**INSTRUCTIONS TO FOLLOW:** Please output exactly the run of lines that starts at the line with "What's the underlying" and ends at the last line of the records below.

(Stored data)
>>>>

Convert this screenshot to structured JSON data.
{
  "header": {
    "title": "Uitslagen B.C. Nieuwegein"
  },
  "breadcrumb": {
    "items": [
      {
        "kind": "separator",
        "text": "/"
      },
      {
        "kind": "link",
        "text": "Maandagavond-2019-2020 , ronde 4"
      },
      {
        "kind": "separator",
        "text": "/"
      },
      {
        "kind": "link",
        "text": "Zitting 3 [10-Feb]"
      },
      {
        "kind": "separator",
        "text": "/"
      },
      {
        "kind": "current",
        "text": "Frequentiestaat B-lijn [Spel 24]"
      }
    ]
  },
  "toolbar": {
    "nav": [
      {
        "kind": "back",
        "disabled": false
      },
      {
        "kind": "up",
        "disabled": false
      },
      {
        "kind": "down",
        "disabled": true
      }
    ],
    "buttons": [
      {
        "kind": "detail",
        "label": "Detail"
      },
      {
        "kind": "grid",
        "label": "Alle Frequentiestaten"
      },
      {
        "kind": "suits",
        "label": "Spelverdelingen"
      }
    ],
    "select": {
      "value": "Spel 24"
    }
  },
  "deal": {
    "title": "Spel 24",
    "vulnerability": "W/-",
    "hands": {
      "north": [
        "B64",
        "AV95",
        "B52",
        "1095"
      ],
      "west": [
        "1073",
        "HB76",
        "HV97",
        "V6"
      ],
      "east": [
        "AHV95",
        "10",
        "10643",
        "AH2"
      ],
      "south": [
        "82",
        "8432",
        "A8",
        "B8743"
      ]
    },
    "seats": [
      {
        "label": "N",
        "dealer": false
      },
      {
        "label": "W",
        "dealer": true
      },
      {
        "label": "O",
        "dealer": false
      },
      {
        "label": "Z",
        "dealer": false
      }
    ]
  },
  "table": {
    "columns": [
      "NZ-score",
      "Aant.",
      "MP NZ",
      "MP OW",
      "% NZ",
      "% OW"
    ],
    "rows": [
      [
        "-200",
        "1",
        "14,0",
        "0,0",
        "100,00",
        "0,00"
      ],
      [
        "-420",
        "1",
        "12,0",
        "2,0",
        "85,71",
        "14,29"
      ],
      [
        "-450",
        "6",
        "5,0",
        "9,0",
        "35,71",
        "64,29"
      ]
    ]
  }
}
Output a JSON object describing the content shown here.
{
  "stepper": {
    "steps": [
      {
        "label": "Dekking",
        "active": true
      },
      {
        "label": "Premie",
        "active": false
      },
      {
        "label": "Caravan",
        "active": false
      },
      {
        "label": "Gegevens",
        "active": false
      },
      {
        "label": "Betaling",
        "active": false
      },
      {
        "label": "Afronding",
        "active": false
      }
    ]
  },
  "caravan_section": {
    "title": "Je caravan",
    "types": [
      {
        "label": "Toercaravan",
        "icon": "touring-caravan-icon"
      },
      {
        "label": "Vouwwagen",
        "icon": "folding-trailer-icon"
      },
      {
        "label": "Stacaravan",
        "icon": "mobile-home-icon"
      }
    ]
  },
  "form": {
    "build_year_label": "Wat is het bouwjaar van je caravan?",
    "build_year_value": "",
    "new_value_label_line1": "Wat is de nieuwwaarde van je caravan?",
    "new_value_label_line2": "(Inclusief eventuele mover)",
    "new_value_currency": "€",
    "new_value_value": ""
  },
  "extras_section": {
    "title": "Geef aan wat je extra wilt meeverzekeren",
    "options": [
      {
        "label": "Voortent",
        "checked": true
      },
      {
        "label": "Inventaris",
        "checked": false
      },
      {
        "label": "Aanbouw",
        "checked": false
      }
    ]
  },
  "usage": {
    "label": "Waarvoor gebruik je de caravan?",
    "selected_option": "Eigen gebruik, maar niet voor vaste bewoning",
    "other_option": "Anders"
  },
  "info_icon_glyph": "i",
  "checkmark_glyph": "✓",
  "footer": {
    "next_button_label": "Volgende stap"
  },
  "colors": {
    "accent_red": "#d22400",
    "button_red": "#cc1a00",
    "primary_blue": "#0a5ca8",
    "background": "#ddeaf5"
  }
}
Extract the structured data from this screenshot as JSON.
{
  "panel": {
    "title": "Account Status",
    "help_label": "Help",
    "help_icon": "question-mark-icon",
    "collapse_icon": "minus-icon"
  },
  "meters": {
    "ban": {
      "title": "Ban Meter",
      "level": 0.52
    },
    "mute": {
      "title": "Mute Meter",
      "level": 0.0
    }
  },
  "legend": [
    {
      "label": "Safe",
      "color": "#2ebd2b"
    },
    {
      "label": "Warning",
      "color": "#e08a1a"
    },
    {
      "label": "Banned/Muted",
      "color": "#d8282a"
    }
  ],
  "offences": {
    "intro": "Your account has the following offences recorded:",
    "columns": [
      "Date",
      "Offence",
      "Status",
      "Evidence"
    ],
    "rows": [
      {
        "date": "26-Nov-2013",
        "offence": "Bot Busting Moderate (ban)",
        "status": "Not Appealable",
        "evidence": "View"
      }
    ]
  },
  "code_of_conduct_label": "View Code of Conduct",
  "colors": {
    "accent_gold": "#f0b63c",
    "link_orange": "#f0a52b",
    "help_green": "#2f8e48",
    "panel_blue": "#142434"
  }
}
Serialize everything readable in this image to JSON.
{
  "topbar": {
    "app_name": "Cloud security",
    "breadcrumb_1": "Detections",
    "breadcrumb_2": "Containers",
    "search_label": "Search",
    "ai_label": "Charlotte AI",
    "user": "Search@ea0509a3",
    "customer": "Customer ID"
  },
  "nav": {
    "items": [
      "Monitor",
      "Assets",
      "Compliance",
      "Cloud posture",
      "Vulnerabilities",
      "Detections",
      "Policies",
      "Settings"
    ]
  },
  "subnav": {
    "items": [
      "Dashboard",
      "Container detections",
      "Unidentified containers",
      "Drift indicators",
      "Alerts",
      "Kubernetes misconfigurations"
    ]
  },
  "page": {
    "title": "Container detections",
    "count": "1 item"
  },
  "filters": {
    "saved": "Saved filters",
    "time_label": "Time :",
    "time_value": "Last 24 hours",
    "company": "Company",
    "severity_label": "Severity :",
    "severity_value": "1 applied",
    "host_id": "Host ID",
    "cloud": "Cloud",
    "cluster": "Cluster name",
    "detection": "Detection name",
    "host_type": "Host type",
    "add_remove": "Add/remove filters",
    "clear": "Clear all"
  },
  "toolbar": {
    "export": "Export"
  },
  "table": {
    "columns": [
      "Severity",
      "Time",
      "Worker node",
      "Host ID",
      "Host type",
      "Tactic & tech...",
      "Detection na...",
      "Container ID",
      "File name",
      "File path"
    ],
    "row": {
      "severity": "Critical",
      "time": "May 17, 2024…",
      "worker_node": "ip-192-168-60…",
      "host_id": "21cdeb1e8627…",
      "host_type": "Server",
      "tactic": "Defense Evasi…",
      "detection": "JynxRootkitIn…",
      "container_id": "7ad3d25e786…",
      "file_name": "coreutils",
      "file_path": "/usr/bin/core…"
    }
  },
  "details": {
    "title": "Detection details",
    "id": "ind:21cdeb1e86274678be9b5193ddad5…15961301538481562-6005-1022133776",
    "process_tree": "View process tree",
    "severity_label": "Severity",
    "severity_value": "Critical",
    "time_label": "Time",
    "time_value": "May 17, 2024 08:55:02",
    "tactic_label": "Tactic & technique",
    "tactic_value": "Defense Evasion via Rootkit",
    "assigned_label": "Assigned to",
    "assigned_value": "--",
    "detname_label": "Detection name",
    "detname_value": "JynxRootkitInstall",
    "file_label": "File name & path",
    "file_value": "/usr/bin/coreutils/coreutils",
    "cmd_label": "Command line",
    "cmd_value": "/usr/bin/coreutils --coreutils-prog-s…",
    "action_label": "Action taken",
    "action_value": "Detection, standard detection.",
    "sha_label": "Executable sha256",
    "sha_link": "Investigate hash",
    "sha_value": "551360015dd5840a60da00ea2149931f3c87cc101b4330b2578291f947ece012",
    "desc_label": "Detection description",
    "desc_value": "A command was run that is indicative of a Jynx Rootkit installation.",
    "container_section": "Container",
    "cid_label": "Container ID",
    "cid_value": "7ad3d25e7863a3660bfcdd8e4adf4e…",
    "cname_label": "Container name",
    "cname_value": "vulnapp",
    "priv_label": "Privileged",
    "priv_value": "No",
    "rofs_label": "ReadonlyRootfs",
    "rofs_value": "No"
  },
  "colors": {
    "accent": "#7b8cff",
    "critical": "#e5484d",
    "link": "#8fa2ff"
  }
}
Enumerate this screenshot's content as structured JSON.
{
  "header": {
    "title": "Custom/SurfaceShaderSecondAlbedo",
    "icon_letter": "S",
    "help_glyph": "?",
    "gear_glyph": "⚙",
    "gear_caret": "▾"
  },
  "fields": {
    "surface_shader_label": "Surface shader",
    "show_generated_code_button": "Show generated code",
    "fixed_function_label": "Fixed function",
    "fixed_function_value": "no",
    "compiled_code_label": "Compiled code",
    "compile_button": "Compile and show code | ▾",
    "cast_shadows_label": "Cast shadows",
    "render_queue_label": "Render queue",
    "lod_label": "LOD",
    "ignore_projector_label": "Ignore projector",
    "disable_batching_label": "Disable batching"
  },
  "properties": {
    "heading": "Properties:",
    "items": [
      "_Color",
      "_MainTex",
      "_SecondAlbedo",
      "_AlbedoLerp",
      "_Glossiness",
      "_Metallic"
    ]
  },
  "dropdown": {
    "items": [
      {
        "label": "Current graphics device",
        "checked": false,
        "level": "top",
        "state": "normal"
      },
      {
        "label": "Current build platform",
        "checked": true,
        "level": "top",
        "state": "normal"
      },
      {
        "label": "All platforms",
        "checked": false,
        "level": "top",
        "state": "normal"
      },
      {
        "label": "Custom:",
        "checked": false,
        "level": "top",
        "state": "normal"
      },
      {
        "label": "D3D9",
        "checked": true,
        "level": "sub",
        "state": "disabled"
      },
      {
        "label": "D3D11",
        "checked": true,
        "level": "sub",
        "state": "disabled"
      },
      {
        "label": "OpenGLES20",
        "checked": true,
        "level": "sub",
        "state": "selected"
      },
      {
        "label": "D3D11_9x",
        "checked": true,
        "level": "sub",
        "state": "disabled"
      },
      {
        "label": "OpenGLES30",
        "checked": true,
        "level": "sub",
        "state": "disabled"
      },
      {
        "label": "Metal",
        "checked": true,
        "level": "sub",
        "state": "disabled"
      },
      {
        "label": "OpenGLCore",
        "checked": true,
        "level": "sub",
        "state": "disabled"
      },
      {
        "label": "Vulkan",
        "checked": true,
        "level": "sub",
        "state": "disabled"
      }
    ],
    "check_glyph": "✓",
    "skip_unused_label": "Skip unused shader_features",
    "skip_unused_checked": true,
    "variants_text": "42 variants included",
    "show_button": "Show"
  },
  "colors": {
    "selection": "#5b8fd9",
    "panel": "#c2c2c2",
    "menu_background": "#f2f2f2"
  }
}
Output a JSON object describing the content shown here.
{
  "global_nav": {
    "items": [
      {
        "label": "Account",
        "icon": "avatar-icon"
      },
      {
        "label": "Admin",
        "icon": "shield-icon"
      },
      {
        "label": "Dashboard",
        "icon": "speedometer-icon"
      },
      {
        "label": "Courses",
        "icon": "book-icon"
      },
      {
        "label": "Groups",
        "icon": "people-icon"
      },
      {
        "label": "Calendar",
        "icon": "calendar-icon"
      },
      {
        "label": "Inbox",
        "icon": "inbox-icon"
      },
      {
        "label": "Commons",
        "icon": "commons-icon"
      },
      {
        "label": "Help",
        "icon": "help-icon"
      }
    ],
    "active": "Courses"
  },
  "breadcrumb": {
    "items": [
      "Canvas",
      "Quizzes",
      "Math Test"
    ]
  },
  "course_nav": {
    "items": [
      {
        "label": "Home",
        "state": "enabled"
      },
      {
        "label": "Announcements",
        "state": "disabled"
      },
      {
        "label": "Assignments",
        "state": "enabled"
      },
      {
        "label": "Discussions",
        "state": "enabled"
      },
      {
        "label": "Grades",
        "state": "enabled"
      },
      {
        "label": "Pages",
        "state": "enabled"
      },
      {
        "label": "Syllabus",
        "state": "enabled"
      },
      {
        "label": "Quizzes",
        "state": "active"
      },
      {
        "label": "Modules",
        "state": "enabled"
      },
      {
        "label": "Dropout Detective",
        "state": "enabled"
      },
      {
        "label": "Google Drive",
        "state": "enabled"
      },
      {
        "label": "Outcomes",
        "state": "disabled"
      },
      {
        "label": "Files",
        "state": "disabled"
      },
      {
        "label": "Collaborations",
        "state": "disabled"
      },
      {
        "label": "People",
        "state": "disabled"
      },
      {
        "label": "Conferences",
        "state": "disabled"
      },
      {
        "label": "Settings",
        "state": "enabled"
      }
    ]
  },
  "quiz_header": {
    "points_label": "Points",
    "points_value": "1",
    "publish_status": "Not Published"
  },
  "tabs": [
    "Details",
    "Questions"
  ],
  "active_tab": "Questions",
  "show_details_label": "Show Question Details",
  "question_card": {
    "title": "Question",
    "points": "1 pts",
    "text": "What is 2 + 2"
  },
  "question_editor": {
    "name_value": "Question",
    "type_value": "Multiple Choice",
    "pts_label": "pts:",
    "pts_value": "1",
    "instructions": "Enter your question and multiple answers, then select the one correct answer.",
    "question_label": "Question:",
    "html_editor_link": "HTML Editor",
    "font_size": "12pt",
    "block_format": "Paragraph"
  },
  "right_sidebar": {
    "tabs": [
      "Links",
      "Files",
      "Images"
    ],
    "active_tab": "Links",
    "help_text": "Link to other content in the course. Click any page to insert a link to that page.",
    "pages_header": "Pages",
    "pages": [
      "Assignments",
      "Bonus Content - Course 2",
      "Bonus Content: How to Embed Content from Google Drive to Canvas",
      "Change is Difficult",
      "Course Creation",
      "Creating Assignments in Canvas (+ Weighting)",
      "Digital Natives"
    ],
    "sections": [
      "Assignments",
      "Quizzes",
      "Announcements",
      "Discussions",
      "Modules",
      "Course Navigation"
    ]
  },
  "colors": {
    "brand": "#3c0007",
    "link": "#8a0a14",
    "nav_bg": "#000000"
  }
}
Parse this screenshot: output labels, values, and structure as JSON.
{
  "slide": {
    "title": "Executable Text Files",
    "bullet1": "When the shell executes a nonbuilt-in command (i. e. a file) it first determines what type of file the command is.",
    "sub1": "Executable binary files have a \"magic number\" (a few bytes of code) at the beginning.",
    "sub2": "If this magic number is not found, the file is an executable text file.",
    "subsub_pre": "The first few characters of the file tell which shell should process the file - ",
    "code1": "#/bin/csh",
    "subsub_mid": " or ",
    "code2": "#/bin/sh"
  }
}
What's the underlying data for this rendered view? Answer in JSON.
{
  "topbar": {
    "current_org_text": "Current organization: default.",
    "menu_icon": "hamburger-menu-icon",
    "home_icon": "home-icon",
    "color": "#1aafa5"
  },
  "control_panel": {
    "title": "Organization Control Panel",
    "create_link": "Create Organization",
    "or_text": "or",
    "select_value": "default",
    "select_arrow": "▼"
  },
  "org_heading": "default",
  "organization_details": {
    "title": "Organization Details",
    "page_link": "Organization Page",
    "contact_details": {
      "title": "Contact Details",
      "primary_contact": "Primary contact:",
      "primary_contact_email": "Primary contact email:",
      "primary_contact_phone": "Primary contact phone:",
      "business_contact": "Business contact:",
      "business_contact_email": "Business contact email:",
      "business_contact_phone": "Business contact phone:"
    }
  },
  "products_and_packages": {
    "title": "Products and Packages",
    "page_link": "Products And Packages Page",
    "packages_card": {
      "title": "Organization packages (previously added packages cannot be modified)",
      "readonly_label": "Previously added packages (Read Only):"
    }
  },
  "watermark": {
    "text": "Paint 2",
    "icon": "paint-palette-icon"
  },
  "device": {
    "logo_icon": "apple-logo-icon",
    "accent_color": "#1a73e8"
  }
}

<<<<

**THE RESPONSE:**
What's the underlying data for this rendered view? Answer in JSON.
{
  "topbar": {
    "current_org_text": "Current organization: default.",
    "menu_icon": "hamburger-menu-icon",
    "home_icon": "home-icon",
    "color": "#1aafa5"
  },
  "control_panel": {
    "title": "Organization Control Panel",
    "create_link": "Create Organization",
    "or_text": "or",
    "select_value": "default",
    "select_arrow": "▼"
  },
  "org_heading": "default",
  "organization_details": {
    "title": "Organization Details",
    "page_link": "Organization Page",
    "contact_details": {
      "title": "Contact Details",
      "primary_contact": "Primary contact:",
      "primary_contact_email": "Primary contact email:",
      "primary_contact_phone": "Primary contact phone:",
      "business_contact": "Business contact:",
      "business_contact_email": "Business contact email:",
      "business_contact_phone": "Business contact phone:"
    }
  },
  "products_and_packages": {
    "title": "Products and Packages",
    "page_link": "Products And Packages Page",
    "packages_card": {
      "title": "Organization packages (previously added packages cannot be modified)",
      "readonly_label": "Previously added packages (Read Only):"
    }
  },
  "watermark": {
    "text": "Paint 2",
    "icon": "paint-palette-icon"
  },
  "device": {
    "logo_icon": "apple-logo-icon",
    "accent_color": "#1a73e8"
  }
}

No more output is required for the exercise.